#### Exercise directions
Would you transcribe all of the data exactly, down to the last character?

#### Recorded information
[BEGIN]
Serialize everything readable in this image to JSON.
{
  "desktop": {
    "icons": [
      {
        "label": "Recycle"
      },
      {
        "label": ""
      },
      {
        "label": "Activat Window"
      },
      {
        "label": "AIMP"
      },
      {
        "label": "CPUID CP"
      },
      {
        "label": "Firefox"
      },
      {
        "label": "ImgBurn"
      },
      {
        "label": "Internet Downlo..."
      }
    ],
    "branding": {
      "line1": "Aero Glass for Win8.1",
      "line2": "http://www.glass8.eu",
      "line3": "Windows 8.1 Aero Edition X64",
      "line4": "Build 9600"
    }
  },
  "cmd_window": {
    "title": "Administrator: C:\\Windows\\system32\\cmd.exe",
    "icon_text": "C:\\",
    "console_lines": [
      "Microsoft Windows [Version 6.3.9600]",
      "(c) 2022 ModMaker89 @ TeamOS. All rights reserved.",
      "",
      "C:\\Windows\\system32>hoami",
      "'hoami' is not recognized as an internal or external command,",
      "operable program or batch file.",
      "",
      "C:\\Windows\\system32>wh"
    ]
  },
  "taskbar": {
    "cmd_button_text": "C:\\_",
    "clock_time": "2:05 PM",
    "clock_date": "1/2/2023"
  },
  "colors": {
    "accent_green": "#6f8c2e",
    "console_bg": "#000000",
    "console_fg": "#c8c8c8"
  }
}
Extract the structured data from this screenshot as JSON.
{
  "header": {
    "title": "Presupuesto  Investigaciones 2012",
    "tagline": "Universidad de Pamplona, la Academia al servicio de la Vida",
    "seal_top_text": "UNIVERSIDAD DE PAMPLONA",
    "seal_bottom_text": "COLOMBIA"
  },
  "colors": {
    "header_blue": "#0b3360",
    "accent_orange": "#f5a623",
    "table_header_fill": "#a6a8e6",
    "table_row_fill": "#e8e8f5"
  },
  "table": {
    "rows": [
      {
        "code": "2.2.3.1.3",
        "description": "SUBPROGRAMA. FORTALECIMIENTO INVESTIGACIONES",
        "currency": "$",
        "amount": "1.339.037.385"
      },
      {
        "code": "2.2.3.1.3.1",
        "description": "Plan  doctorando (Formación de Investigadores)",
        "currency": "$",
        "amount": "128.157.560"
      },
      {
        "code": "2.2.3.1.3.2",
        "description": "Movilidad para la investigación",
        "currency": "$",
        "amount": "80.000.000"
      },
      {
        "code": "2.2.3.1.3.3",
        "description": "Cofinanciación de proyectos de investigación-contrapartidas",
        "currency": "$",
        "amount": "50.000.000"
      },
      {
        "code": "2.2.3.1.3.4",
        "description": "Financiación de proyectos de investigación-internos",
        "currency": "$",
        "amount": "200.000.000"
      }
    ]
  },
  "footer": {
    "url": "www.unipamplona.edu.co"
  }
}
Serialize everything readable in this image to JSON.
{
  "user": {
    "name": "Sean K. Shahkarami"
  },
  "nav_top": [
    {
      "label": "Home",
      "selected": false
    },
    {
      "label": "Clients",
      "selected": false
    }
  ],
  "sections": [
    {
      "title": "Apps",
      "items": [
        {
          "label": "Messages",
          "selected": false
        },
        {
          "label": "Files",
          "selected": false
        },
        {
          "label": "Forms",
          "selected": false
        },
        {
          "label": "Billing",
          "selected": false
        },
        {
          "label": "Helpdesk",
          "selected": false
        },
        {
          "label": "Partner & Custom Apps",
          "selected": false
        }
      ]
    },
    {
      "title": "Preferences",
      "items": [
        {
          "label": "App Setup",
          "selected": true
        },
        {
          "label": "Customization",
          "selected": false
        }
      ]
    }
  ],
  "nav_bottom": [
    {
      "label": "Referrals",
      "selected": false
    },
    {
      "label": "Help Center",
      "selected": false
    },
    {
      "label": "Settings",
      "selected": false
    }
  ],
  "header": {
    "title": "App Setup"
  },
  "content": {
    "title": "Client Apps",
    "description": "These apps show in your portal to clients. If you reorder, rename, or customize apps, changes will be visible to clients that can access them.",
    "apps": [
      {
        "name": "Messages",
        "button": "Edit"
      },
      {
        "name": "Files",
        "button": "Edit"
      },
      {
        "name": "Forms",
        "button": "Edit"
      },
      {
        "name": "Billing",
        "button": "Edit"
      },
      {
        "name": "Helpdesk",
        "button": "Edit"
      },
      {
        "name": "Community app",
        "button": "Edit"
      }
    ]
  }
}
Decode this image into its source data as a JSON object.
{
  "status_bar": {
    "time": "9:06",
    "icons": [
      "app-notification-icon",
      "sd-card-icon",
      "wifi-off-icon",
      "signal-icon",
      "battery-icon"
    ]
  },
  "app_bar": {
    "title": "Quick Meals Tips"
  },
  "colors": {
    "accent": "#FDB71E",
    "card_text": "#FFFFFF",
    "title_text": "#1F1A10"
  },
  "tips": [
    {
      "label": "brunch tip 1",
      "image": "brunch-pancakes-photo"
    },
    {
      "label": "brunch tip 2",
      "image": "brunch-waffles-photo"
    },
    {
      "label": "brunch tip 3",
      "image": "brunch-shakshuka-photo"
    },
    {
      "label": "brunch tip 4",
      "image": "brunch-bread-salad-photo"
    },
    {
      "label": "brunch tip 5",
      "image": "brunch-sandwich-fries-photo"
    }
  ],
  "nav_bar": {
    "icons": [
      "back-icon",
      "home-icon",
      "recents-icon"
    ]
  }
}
[END]
#### Solved problem
Serialize everything readable in this image to JSON.
{
  "desktop": {
    "icons": [
      {
        "label": "Recycle"
      },
      {
        "label": ""
      },
      {
        "label": "Activat Window"
      },
      {
        "label": "AIMP"
      },
      {
        "label": "CPUID CP"
      },
      {
        "label": "Firefox"
      },
      {
        "label": "ImgBurn"
      },
      {
        "label": "Internet Downlo..."
      }
    ],
    "branding": {
      "line1": "Aero Glass for Win8.1",
      "line2": "http://www.glass8.eu",
      "line3": "Windows 8.1 Aero Edition X64",
      "line4": "Build 9600"
    }
  },
  "cmd_window": {
    "title": "Administrator: C:\\Windows\\system32\\cmd.exe",
    "icon_text": "C:\\",
    "console_lines": [
      "Microsoft Windows [Version 6.3.9600]",
      "(c) 2022 ModMaker89 @ TeamOS. All rights reserved.",
      "",
      "C:\\Windows\\system32>hoami",
      "'hoami' is not recognized as an internal or external command,",
      "operable program or batch file.",
      "",
      "C:\\Windows\\system32>wh"
    ]
  },
  "taskbar": {
    "cmd_button_text": "C:\\_",
    "clock_time": "2:05 PM",
    "clock_date": "1/2/2023"
  },
  "colors": {
    "accent_green": "#6f8c2e",
    "console_bg": "#000000",
    "console_fg": "#c8c8c8"
  }
}
Extract the structured data from this screenshot as JSON.
{
  "header": {
    "title": "Presupuesto  Investigaciones 2012",
    "tagline": "Universidad de Pamplona, la Academia al servicio de la Vida",
    "seal_top_text": "UNIVERSIDAD DE PAMPLONA",
    "seal_bottom_text": "COLOMBIA"
  },
  "colors": {
    "header_blue": "#0b3360",
    "accent_orange": "#f5a623",
    "table_header_fill": "#a6a8e6",
    "table_row_fill": "#e8e8f5"
  },
  "table": {
    "rows": [
      {
        "code": "2.2.3.1.3",
        "description": "SUBPROGRAMA. FORTALECIMIENTO INVESTIGACIONES",
        "currency": "$",
        "amount": "1.339.037.385"
      },
      {
        "code": "2.2.3.1.3.1",
        "description": "Plan  doctorando (Formación de Investigadores)",
        "currency": "$",
        "amount": "128.157.560"
      },
      {
        "code": "2.2.3.1.3.2",
        "description": "Movilidad para la investigación",
        "currency": "$",
        "amount": "80.000.000"
      },
      {
        "code": "2.2.3.1.3.3",
        "description": "Cofinanciación de proyectos de investigación-contrapartidas",
        "currency": "$",
        "amount": "50.000.000"
      },
      {
        "code": "2.2.3.1.3.4",
        "description": "Financiación de proyectos de investigación-internos",
        "currency": "$",
        "amount": "200.000.000"
      }
    ]
  },
  "footer": {
    "url": "www.unipamplona.edu.co"
  }
}
Serialize everything readable in this image to JSON.
{
  "user": {
    "name": "Sean K. Shahkarami"
  },
  "nav_top": [
    {
      "label": "Home",
      "selected": false
    },
    {
      "label": "Clients",
      "selected": false
    }
  ],
  "sections": [
    {
      "title": "Apps",
      "items": [
        {
          "label": "Messages",
          "selected": false
        },
        {
          "label": "Files",
          "selected": false
        },
        {
          "label": "Forms",
          "selected": false
        },
        {
          "label": "Billing",
          "selected": false
        },
        {
          "label": "Helpdesk",
          "selected": false
        },
        {
          "label": "Partner & Custom Apps",
          "selected": false
        }
      ]
    },
    {
      "title": "Preferences",
      "items": [
        {
          "label": "App Setup",
          "selected": true
        },
        {
          "label": "Customization",
          "selected": false
        }
      ]
    }
  ],
  "nav_bottom": [
    {
      "label": "Referrals",
      "selected": false
    },
    {
      "label": "Help Center",
      "selected": false
    },
    {
      "label": "Settings",
      "selected": false
    }
  ],
  "header": {
    "title": "App Setup"
  },
  "content": {
    "title": "Client Apps",
    "description": "These apps show in your portal to clients. If you reorder, rename, or customize apps, changes will be visible to clients that can access them.",
    "apps": [
      {
        "name": "Messages",
        "button": "Edit"
      },
      {
        "name": "Files",
        "button": "Edit"
      },
      {
        "name": "Forms",
        "button": "Edit"
      },
      {
        "name": "Billing",
        "button": "Edit"
      },
      {
        "name": "Helpdesk",
        "button": "Edit"
      },
      {
        "name": "Community app",
        "button": "Edit"
      }
    ]
  }
}
Decode this image into its source data as a JSON object.
{
  "status_bar": {
    "time": "9:06",
    "icons": [
      "app-notification-icon",
      "sd-card-icon",
      "wifi-off-icon",
      "signal-icon",
      "battery-icon"
    ]
  },
  "app_bar": {
    "title": "Quick Meals Tips"
  },
  "colors": {
    "accent": "#FDB71E",
    "card_text": "#FFFFFF",
    "title_text": "#1F1A10"
  },
  "tips": [
    {
      "label": "brunch tip 1",
      "image": "brunch-pancakes-photo"
    },
    {
      "label": "brunch tip 2",
      "image": "brunch-waffles-photo"
    },
    {
      "label": "brunch tip 3",
      "image": "brunch-shakshuka-photo"
    },
    {
      "label": "brunch tip 4",
      "image": "brunch-bread-salad-photo"
    },
    {
      "label": "brunch tip 5",
      "image": "brunch-sandwich-fries-photo"
    }
  ],
  "nav_bar": {
    "icons": [
      "back-icon",
      "home-icon",
      "recents-icon"
    ]
  }
}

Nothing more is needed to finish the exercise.